____ Provided records
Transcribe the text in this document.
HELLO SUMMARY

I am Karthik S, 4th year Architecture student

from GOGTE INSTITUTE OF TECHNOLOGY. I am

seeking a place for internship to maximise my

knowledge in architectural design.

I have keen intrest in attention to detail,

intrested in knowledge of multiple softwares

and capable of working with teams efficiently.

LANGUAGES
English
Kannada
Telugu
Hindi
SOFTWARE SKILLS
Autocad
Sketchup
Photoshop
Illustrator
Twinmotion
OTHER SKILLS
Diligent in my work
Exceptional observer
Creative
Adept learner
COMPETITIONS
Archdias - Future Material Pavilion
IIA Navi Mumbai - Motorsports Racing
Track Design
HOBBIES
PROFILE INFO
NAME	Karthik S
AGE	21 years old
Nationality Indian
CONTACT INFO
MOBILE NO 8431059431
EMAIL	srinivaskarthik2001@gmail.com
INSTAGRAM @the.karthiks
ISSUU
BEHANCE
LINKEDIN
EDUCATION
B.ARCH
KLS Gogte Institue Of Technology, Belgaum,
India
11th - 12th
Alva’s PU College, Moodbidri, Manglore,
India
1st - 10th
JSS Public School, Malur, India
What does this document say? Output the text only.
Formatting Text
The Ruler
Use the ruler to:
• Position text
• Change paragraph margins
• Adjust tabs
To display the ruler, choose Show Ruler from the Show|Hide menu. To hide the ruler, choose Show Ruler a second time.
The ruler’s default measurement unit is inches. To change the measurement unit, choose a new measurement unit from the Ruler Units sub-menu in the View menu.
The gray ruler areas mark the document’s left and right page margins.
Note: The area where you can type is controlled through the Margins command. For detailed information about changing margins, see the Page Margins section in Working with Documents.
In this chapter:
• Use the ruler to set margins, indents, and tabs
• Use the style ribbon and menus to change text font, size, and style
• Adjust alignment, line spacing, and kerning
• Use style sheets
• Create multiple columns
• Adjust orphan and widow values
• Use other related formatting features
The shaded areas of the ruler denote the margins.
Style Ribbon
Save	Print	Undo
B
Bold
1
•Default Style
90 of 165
________
## Problem to work on
Track down the lines that include the word "with" and copy them.

## Worked solution
and capable of working with teams efficiently.
Note: The area where you can type is controlled through the Margins command. For detailed information about changing margins, see the Page Margins section in Working with Documents.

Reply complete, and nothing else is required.